Task prompt = Output the entries word for word. Omit images.

***

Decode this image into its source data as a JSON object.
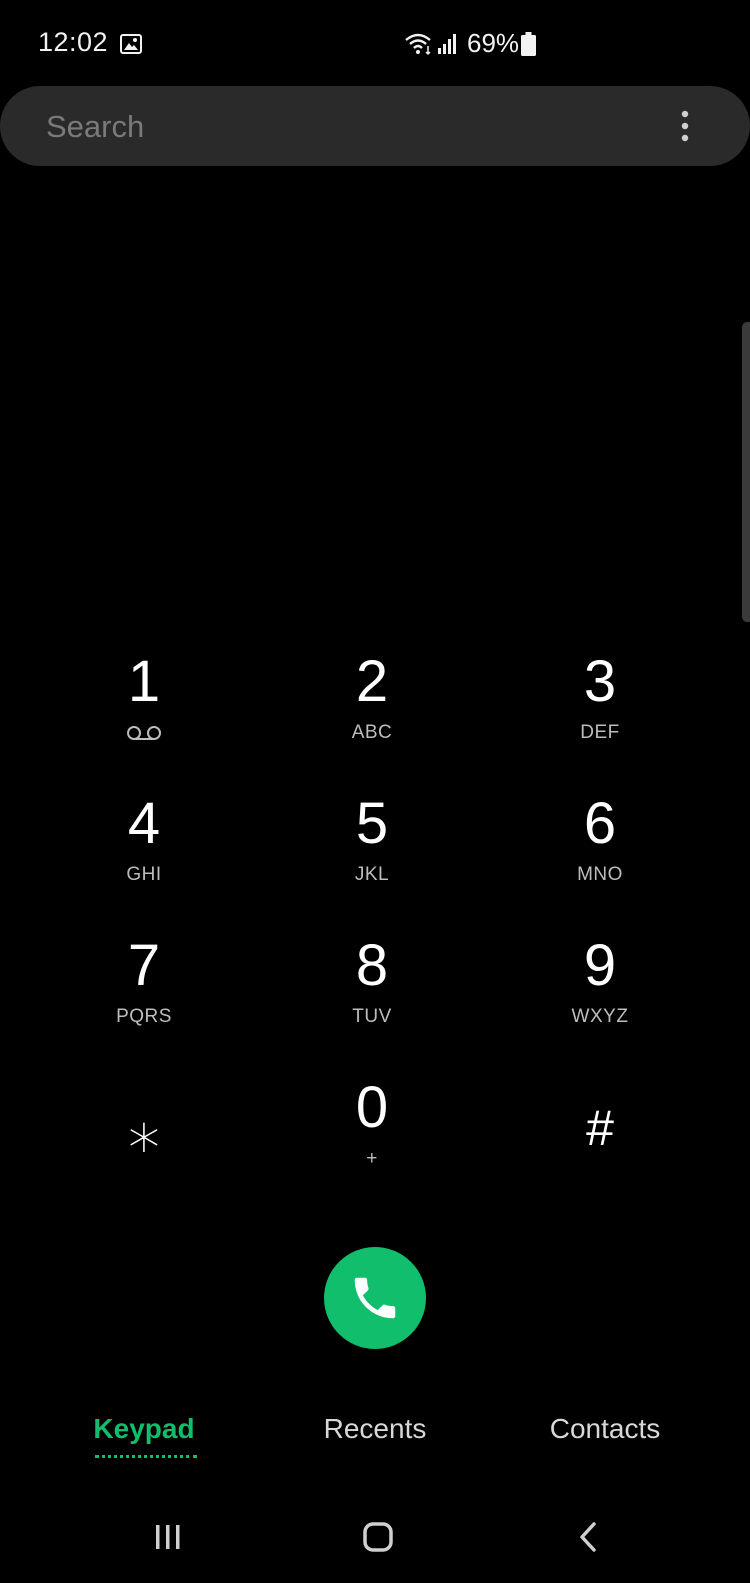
{
  "status_bar": {
    "time": "12:02",
    "battery_percent": "69%",
    "icons": [
      "gallery-icon",
      "wifi-icon",
      "signal-icon",
      "battery-icon"
    ]
  },
  "search": {
    "placeholder": "Search",
    "value": ""
  },
  "keypad": {
    "keys": [
      {
        "digit": "1",
        "letters": "",
        "icon": "voicemail-icon"
      },
      {
        "digit": "2",
        "letters": "ABC"
      },
      {
        "digit": "3",
        "letters": "DEF"
      },
      {
        "digit": "4",
        "letters": "GHI"
      },
      {
        "digit": "5",
        "letters": "JKL"
      },
      {
        "digit": "6",
        "letters": "MNO"
      },
      {
        "digit": "7",
        "letters": "PQRS"
      },
      {
        "digit": "8",
        "letters": "TUV"
      },
      {
        "digit": "9",
        "letters": "WXYZ"
      },
      {
        "digit": "⁎",
        "letters": ""
      },
      {
        "digit": "0",
        "letters": "+"
      },
      {
        "digit": "#",
        "letters": ""
      }
    ]
  },
  "call": {
    "icon": "phone-icon",
    "color": "#10be6c"
  },
  "tabs": {
    "items": [
      {
        "label": "Keypad",
        "active": true
      },
      {
        "label": "Recents",
        "active": false
      },
      {
        "label": "Contacts",
        "active": false
      }
    ],
    "accent_color": "#10be6c"
  },
  "nav_bar": {
    "icons": [
      "recent-apps-icon",
      "home-icon",
      "back-icon"
    ]
  }
}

***

Final answer =
Decode this image into its source data as a JSON object.
{
  "status_bar": {
    "time": "12:02",
    "battery_percent": "69%",
    "icons": [
      "gallery-icon",
      "wifi-icon",
      "signal-icon",
      "battery-icon"
    ]
  },
  "search": {
    "placeholder": "Search",
    "value": ""
  },
  "keypad": {
    "keys": [
      {
        "digit": "1",
        "letters": "",
        "icon": "voicemail-icon"
      },
      {
        "digit": "2",
        "letters": "ABC"
      },
      {
        "digit": "3",
        "letters": "DEF"
      },
      {
        "digit": "4",
        "letters": "GHI"
      },
      {
        "digit": "5",
        "letters": "JKL"
      },
      {
        "digit": "6",
        "letters": "MNO"
      },
      {
        "digit": "7",
        "letters": "PQRS"
      },
      {
        "digit": "8",
        "letters": "TUV"
      },
      {
        "digit": "9",
        "letters": "WXYZ"
      },
      {
        "digit": "⁎",
        "letters": ""
      },
      {
        "digit": "0",
        "letters": "+"
      },
      {
        "digit": "#",
        "letters": ""
      }
    ]
  },
  "call": {
    "icon": "phone-icon",
    "color": "#10be6c"
  },
  "tabs": {
    "items": [
      {
        "label": "Keypad",
        "active": true
      },
      {
        "label": "Recents",
        "active": false
      },
      {
        "label": "Contacts",
        "active": false
      }
    ],
    "accent_color": "#10be6c"
  },
  "nav_bar": {
    "icons": [
      "recent-apps-icon",
      "home-icon",
      "back-icon"
    ]
  }
}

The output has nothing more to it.